- Aim -
Copy out the lines of the material word for word, from its first line through the line containing "page-fault-line: page not", with both ends included.

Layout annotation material
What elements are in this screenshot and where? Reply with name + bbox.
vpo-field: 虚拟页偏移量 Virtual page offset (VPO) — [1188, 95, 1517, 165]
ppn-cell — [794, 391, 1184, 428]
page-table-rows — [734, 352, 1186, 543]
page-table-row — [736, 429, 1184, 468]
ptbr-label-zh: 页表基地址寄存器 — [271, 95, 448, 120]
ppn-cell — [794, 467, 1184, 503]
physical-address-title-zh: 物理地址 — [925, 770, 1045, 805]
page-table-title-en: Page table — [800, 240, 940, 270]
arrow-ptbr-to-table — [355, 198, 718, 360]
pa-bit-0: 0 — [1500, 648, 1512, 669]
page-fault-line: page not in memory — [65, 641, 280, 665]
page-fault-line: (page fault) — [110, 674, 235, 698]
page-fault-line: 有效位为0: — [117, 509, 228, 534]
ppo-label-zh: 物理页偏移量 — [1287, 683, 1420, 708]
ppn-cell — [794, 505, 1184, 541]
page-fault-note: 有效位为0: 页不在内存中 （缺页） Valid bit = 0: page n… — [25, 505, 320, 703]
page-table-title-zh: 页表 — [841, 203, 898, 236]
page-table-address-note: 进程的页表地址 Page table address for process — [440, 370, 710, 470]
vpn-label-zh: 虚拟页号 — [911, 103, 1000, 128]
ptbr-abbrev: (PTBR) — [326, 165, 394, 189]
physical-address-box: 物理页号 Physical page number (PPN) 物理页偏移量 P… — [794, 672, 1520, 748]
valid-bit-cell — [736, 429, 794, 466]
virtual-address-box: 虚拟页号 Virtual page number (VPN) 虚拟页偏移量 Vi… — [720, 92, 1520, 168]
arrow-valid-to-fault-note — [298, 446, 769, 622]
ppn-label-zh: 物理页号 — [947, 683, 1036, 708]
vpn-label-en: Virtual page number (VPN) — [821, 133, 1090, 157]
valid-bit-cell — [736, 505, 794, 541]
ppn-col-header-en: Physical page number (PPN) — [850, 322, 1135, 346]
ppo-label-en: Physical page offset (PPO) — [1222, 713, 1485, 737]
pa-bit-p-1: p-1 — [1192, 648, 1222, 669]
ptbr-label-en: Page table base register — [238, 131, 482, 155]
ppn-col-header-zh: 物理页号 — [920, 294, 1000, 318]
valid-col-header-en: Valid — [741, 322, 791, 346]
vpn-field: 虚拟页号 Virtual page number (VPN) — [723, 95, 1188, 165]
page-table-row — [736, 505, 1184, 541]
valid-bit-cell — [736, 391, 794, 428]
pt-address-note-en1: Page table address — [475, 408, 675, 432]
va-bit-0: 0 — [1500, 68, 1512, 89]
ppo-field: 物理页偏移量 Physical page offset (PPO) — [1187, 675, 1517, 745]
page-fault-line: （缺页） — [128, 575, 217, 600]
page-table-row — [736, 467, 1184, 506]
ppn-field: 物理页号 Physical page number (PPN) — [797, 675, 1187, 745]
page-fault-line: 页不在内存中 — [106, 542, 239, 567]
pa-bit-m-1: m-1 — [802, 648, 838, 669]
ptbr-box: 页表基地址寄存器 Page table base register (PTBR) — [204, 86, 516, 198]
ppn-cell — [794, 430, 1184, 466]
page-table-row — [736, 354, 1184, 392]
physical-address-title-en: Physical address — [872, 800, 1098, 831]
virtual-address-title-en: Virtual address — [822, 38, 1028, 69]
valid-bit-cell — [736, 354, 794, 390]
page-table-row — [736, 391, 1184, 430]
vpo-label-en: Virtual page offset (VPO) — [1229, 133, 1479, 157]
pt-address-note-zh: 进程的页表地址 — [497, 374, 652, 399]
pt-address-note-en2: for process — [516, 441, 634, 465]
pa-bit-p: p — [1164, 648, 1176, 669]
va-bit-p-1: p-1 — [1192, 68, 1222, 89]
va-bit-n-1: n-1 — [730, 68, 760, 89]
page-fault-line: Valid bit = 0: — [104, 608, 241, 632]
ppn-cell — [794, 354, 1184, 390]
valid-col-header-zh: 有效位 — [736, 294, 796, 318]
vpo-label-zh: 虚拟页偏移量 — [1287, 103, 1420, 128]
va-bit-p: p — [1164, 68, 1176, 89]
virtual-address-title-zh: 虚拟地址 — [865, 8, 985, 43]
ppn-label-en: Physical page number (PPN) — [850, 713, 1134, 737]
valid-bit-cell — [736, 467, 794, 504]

- Expected answer -
What elements are in this screenshot and where? Reply with name + bbox.
vpo-field: 虚拟页偏移量 Virtual page offset (VPO) — [1188, 95, 1517, 165]
ppn-cell — [794, 391, 1184, 428]
page-table-rows — [734, 352, 1186, 543]
page-table-row — [736, 429, 1184, 468]
ptbr-label-zh: 页表基地址寄存器 — [271, 95, 448, 120]
ppn-cell — [794, 467, 1184, 503]
physical-address-title-zh: 物理地址 — [925, 770, 1045, 805]
page-table-title-en: Page table — [800, 240, 940, 270]
arrow-ptbr-to-table — [355, 198, 718, 360]
pa-bit-0: 0 — [1500, 648, 1512, 669]
page-fault-line: page not in memory — [65, 641, 280, 665]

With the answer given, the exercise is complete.